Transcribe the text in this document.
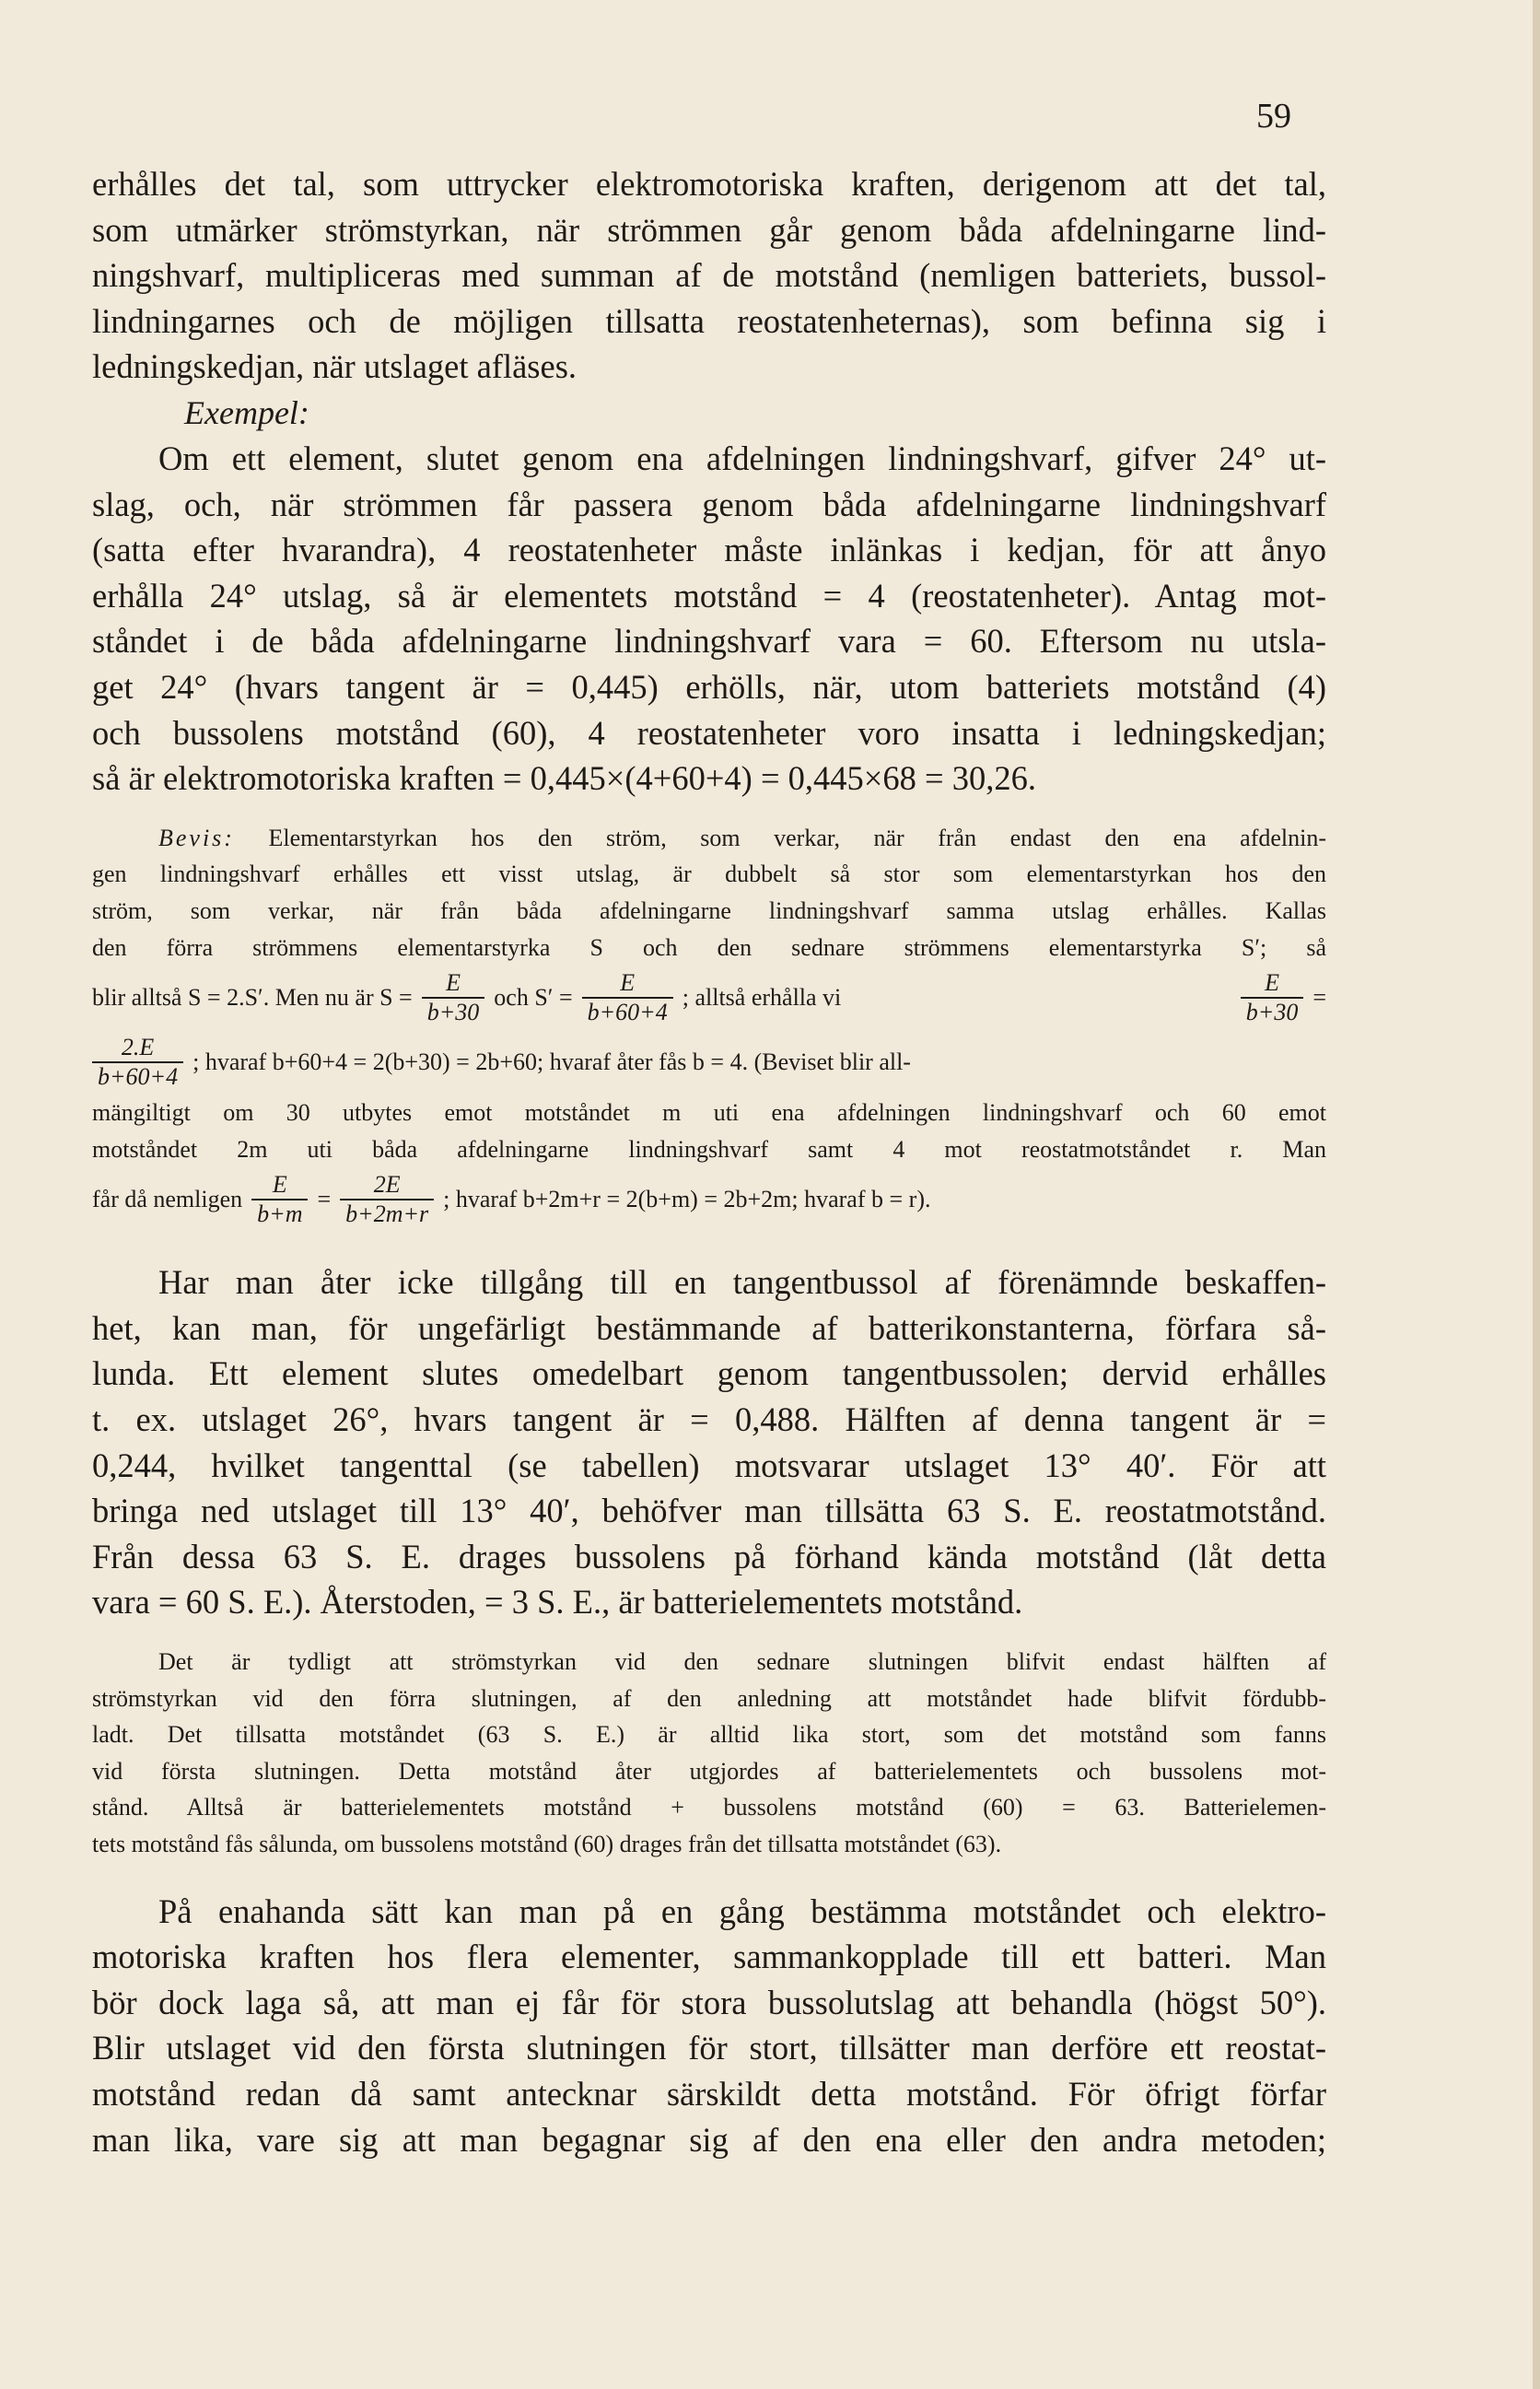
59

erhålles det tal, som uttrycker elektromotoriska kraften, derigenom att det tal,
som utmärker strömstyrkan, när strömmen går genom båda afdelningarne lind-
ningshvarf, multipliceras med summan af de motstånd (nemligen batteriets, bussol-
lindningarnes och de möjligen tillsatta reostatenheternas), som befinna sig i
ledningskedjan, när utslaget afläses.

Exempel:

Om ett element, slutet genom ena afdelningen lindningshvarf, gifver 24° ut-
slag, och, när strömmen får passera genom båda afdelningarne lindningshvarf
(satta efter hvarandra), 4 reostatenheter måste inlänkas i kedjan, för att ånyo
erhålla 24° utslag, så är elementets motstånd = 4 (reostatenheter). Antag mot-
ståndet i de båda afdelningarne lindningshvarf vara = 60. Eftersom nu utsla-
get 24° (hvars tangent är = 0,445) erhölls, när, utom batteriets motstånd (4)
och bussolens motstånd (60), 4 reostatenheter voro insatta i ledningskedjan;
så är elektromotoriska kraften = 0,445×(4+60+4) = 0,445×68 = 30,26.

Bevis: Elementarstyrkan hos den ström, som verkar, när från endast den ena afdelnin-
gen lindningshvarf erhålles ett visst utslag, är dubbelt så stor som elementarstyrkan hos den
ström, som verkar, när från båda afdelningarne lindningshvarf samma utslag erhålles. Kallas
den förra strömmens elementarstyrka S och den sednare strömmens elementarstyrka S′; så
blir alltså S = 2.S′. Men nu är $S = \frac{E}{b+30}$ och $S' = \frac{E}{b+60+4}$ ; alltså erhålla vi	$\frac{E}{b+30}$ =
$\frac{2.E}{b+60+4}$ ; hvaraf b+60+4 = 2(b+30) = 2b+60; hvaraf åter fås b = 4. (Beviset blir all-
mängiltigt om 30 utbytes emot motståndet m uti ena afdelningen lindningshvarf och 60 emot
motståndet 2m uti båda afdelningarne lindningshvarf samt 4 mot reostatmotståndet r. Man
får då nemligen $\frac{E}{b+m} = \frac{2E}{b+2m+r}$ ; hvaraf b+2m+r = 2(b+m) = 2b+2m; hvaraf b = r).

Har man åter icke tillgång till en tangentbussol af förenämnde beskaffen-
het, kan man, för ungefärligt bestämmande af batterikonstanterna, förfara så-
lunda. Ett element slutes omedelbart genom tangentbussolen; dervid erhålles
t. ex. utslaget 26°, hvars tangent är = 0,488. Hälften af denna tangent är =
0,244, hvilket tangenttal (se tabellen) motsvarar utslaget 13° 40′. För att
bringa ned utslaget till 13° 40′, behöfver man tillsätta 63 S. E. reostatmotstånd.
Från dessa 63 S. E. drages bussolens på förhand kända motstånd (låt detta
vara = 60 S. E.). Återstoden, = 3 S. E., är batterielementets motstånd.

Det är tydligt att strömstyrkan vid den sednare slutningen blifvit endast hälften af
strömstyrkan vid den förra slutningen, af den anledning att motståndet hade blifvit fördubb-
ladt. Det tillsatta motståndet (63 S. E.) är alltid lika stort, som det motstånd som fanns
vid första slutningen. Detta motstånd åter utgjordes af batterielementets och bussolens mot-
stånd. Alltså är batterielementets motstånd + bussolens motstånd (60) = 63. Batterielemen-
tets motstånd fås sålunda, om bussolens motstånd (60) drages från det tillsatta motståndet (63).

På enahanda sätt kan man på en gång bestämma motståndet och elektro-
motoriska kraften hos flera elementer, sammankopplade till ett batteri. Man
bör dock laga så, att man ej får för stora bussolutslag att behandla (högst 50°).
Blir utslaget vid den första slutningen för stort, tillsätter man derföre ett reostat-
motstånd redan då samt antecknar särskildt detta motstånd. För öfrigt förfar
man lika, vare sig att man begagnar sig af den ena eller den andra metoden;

# # # # #

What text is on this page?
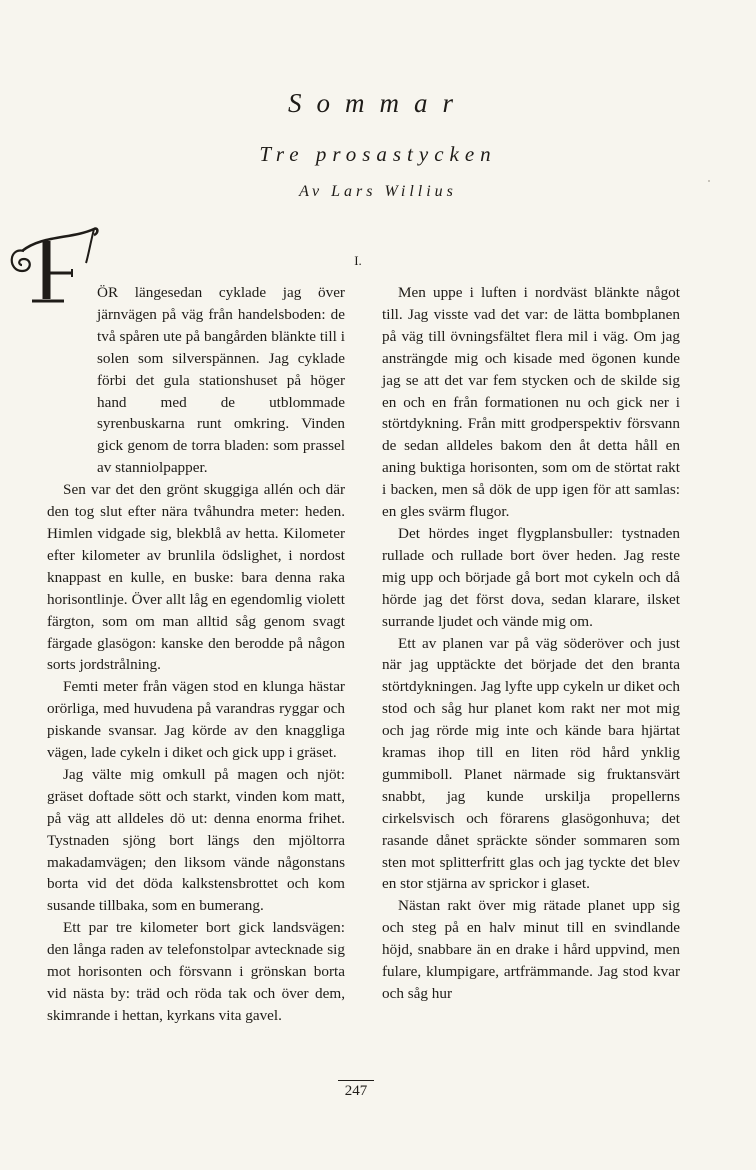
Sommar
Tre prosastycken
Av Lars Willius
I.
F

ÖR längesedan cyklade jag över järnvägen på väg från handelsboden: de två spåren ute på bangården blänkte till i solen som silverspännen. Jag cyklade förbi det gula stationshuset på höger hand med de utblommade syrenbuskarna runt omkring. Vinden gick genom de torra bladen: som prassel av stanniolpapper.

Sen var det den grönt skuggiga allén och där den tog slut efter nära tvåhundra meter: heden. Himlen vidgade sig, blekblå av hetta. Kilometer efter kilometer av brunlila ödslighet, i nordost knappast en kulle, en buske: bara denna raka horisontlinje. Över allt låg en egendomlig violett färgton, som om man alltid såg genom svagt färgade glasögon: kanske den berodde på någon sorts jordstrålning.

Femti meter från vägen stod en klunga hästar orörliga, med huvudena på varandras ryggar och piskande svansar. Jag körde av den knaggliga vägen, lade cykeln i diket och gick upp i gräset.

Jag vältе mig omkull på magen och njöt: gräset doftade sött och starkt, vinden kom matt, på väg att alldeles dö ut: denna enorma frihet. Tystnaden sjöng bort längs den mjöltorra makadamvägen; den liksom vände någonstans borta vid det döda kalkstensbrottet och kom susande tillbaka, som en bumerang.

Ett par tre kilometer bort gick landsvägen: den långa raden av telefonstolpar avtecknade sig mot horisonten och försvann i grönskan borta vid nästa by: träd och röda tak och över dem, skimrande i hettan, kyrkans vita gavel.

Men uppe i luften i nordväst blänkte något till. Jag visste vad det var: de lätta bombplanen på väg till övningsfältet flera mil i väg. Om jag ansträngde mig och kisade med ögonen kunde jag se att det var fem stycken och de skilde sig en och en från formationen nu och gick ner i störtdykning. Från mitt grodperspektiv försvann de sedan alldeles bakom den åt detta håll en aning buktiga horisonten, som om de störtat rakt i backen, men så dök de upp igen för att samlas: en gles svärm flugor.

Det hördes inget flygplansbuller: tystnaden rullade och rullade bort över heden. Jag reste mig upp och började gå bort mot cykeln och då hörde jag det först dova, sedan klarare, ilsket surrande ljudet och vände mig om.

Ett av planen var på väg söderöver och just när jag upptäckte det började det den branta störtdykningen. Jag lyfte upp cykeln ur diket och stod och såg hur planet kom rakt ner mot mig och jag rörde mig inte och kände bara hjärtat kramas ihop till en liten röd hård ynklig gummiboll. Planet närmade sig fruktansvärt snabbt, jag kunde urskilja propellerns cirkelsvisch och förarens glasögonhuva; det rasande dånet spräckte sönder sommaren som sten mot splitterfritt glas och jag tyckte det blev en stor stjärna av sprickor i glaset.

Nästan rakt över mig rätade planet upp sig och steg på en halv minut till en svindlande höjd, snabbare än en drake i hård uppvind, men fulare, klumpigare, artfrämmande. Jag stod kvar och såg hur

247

# # # # #

Show the lines of the listing above with "utslaget".

Answer section:
ledningskedjan, när utslaget afläses.
t. ex. utslaget 26°, hvars tangent är = 0,488. Hälften af denna tangent är =
0,244, hvilket tangenttal (se tabellen) motsvarar utslaget 13° 40′. För att
bringa ned utslaget till 13° 40′, behöfver man tillsätta 63 S. E. reostatmotstånd.
Blir utslaget vid den första slutningen för stort, tillsätter man derföre ett reostat-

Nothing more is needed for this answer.